* [What you will do]:
Write out the material again exactly, please, and omit the pictures.

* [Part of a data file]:
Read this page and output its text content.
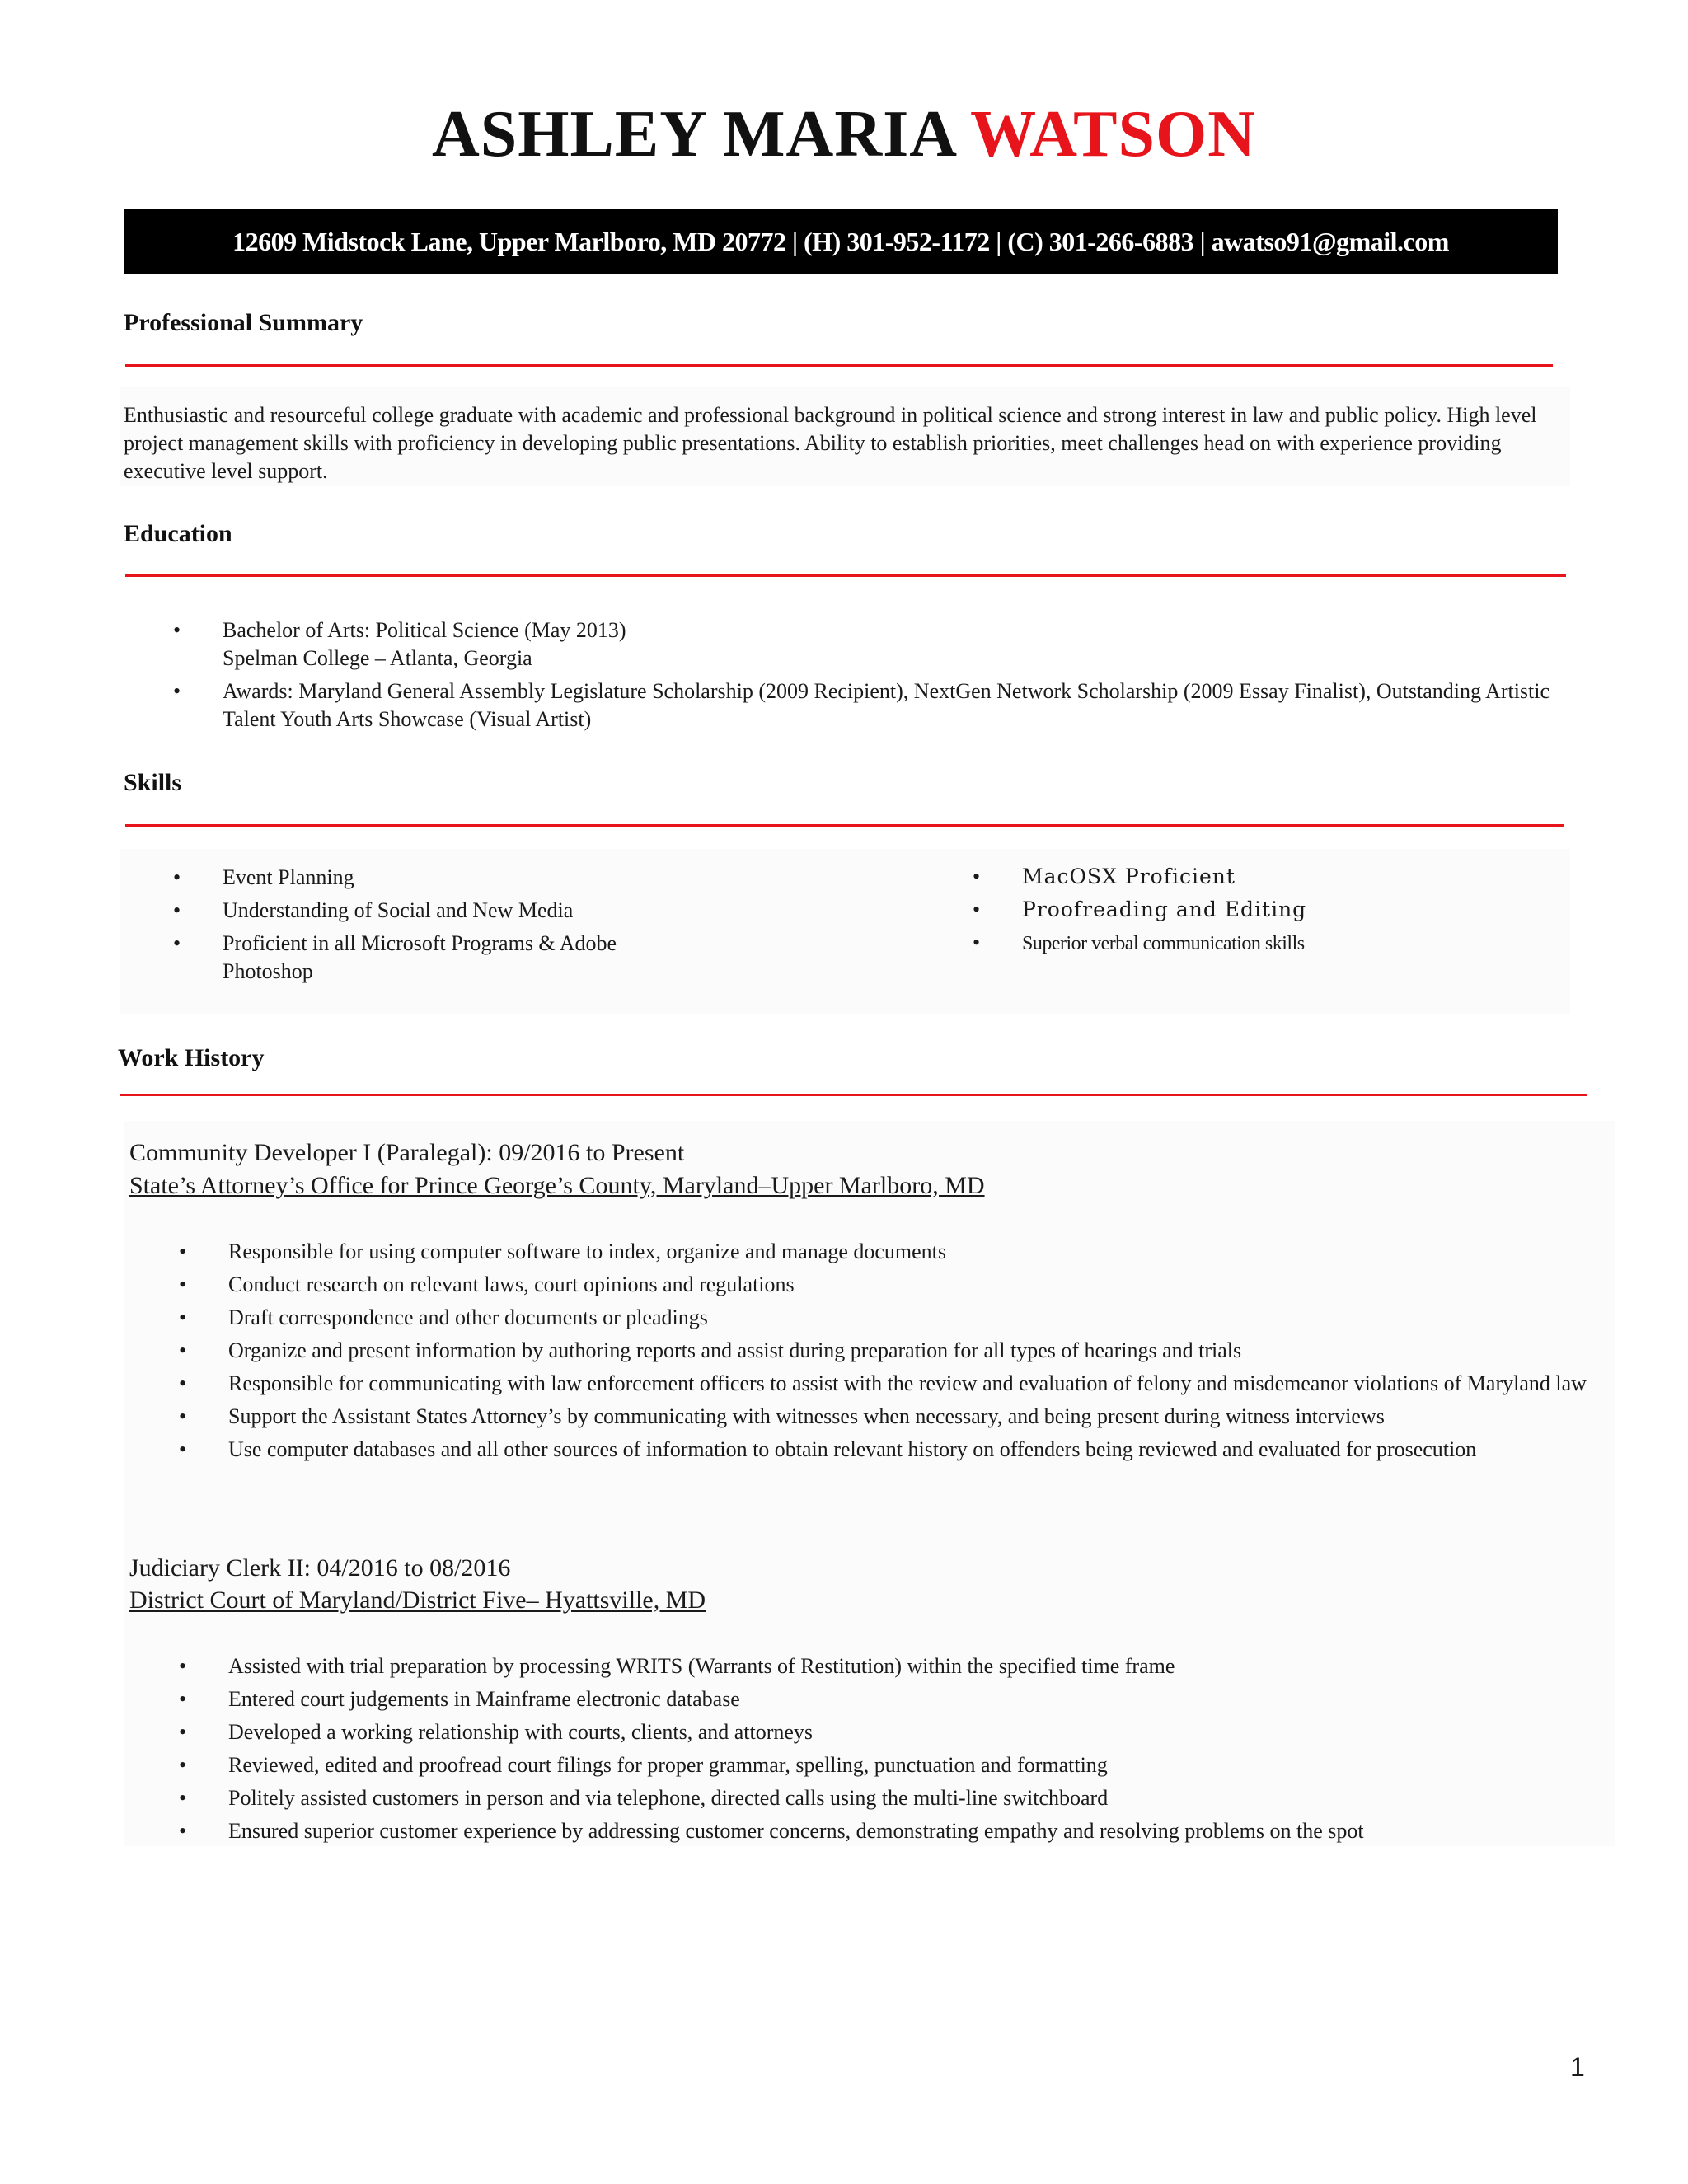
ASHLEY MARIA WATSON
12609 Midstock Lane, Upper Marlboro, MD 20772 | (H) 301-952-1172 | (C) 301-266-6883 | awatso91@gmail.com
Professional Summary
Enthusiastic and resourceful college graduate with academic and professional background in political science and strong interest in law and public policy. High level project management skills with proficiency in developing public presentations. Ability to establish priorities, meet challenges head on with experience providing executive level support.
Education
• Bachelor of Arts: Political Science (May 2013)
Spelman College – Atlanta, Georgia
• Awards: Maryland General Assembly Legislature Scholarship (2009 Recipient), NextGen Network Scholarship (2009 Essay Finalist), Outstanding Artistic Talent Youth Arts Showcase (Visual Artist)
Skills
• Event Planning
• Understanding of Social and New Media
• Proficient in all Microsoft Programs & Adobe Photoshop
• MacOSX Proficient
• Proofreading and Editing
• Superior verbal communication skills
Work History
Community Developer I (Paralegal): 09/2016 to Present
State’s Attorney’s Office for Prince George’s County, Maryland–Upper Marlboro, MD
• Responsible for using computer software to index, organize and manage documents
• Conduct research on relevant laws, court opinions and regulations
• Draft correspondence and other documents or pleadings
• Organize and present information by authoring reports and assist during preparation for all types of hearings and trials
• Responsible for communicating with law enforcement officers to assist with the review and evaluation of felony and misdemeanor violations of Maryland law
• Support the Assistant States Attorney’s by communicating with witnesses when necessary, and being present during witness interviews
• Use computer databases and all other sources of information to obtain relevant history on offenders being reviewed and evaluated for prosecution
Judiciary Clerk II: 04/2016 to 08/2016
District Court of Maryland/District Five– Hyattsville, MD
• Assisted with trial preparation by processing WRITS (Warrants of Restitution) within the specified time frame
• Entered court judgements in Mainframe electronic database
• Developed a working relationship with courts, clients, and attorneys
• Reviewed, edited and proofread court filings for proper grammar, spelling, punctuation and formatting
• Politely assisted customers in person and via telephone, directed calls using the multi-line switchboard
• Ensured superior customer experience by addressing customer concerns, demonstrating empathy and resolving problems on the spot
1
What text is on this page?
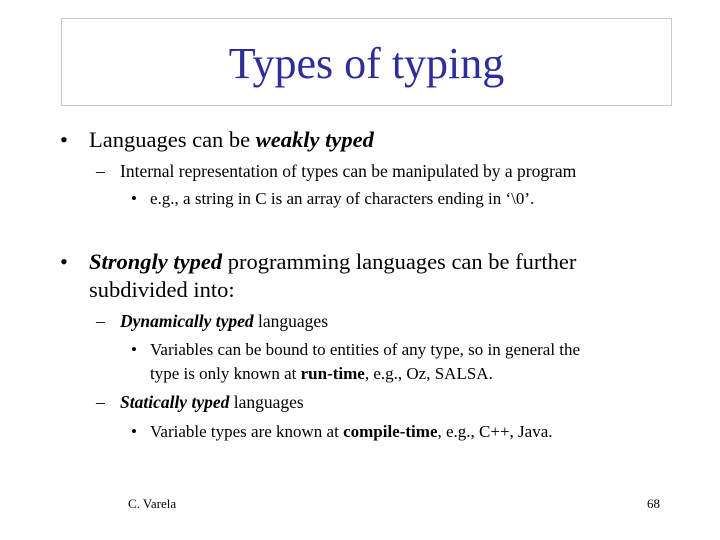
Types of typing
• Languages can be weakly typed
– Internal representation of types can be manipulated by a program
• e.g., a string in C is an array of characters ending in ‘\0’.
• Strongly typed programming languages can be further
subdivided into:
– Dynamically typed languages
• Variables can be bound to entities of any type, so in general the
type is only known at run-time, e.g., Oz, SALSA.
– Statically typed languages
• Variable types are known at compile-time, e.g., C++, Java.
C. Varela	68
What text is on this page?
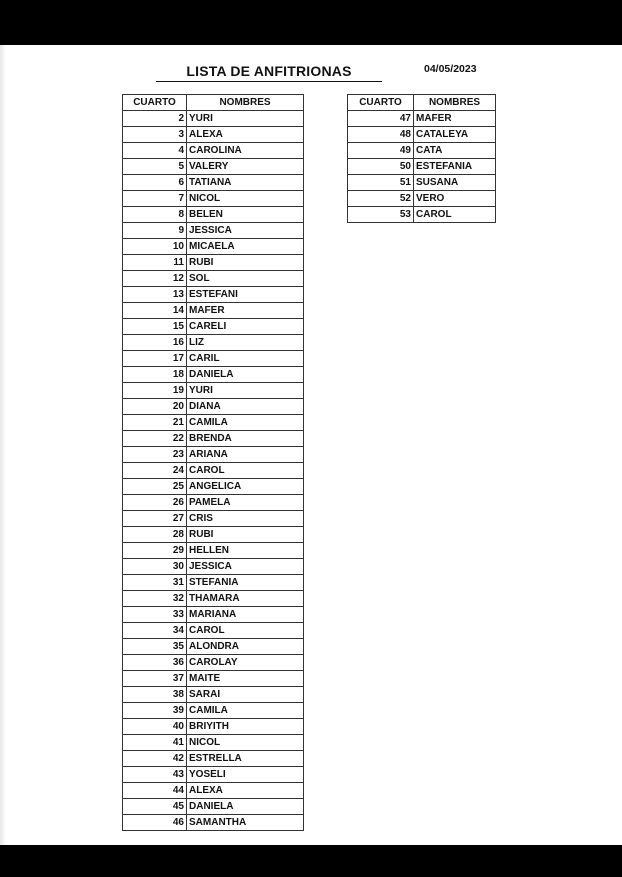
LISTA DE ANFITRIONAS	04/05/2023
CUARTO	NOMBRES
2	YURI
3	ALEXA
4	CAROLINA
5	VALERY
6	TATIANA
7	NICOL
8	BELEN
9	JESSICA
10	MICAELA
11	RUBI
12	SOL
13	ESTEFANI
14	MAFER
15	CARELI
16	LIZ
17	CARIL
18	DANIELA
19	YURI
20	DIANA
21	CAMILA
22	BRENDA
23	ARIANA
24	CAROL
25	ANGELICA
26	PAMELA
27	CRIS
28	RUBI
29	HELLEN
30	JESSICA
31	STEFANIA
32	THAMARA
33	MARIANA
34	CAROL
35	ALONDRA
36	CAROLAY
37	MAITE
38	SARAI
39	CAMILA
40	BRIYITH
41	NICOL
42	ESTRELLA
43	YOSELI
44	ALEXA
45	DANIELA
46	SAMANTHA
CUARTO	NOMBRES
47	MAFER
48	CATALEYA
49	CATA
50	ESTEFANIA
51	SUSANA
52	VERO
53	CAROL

* [Written solution]:
Read this page and output its text content.
ASHLEY MARIA WATSON
12609 Midstock Lane, Upper Marlboro, MD 20772 | (H) 301-952-1172 | (C) 301-266-6883 | awatso91@gmail.com
Professional Summary
Enthusiastic and resourceful college graduate with academic and professional background in political science and strong interest in law and public policy. High level project management skills with proficiency in developing public presentations. Ability to establish priorities, meet challenges head on with experience providing executive level support.
Education
• Bachelor of Arts: Political Science (May 2013)
Spelman College – Atlanta, Georgia
• Awards: Maryland General Assembly Legislature Scholarship (2009 Recipient), NextGen Network Scholarship (2009 Essay Finalist), Outstanding Artistic Talent Youth Arts Showcase (Visual Artist)
Skills
• Event Planning
• Understanding of Social and New Media
• Proficient in all Microsoft Programs & Adobe Photoshop
• MacOSX Proficient
• Proofreading and Editing
• Superior verbal communication skills
Work History
Community Developer I (Paralegal): 09/2016 to Present
State’s Attorney’s Office for Prince George’s County, Maryland–Upper Marlboro, MD
• Responsible for using computer software to index, organize and manage documents
• Conduct research on relevant laws, court opinions and regulations
• Draft correspondence and other documents or pleadings
• Organize and present information by authoring reports and assist during preparation for all types of hearings and trials
• Responsible for communicating with law enforcement officers to assist with the review and evaluation of felony and misdemeanor violations of Maryland law
• Support the Assistant States Attorney’s by communicating with witnesses when necessary, and being present during witness interviews
• Use computer databases and all other sources of information to obtain relevant history on offenders being reviewed and evaluated for prosecution
Judiciary Clerk II: 04/2016 to 08/2016
District Court of Maryland/District Five– Hyattsville, MD
• Assisted with trial preparation by processing WRITS (Warrants of Restitution) within the specified time frame
• Entered court judgements in Mainframe electronic database
• Developed a working relationship with courts, clients, and attorneys
• Reviewed, edited and proofread court filings for proper grammar, spelling, punctuation and formatting
• Politely assisted customers in person and via telephone, directed calls using the multi-line switchboard
• Ensured superior customer experience by addressing customer concerns, demonstrating empathy and resolving problems on the spot
1
What text is on this page?
Types of typing
• Languages can be weakly typed
– Internal representation of types can be manipulated by a program
• e.g., a string in C is an array of characters ending in ‘\0’.
• Strongly typed programming languages can be further
subdivided into:
– Dynamically typed languages
• Variables can be bound to entities of any type, so in general the
type is only known at run-time, e.g., Oz, SALSA.
– Statically typed languages
• Variable types are known at compile-time, e.g., C++, Java.
C. Varela	68
What text is on this page?
LISTA DE ANFITRIONAS	04/05/2023
CUARTO	NOMBRES
2	YURI
3	ALEXA
4	CAROLINA
5	VALERY
6	TATIANA
7	NICOL
8	BELEN
9	JESSICA
10	MICAELA
11	RUBI
12	SOL
13	ESTEFANI
14	MAFER
15	CARELI
16	LIZ
17	CARIL
18	DANIELA
19	YURI
20	DIANA
21	CAMILA
22	BRENDA
23	ARIANA
24	CAROL
25	ANGELICA
26	PAMELA
27	CRIS
28	RUBI
29	HELLEN
30	JESSICA
31	STEFANIA
32	THAMARA
33	MARIANA
34	CAROL
35	ALONDRA
36	CAROLAY
37	MAITE
38	SARAI
39	CAMILA
40	BRIYITH
41	NICOL
42	ESTRELLA
43	YOSELI
44	ALEXA
45	DANIELA
46	SAMANTHA
CUARTO	NOMBRES
47	MAFER
48	CATALEYA
49	CATA
50	ESTEFANIA
51	SUSANA
52	VERO
53	CAROL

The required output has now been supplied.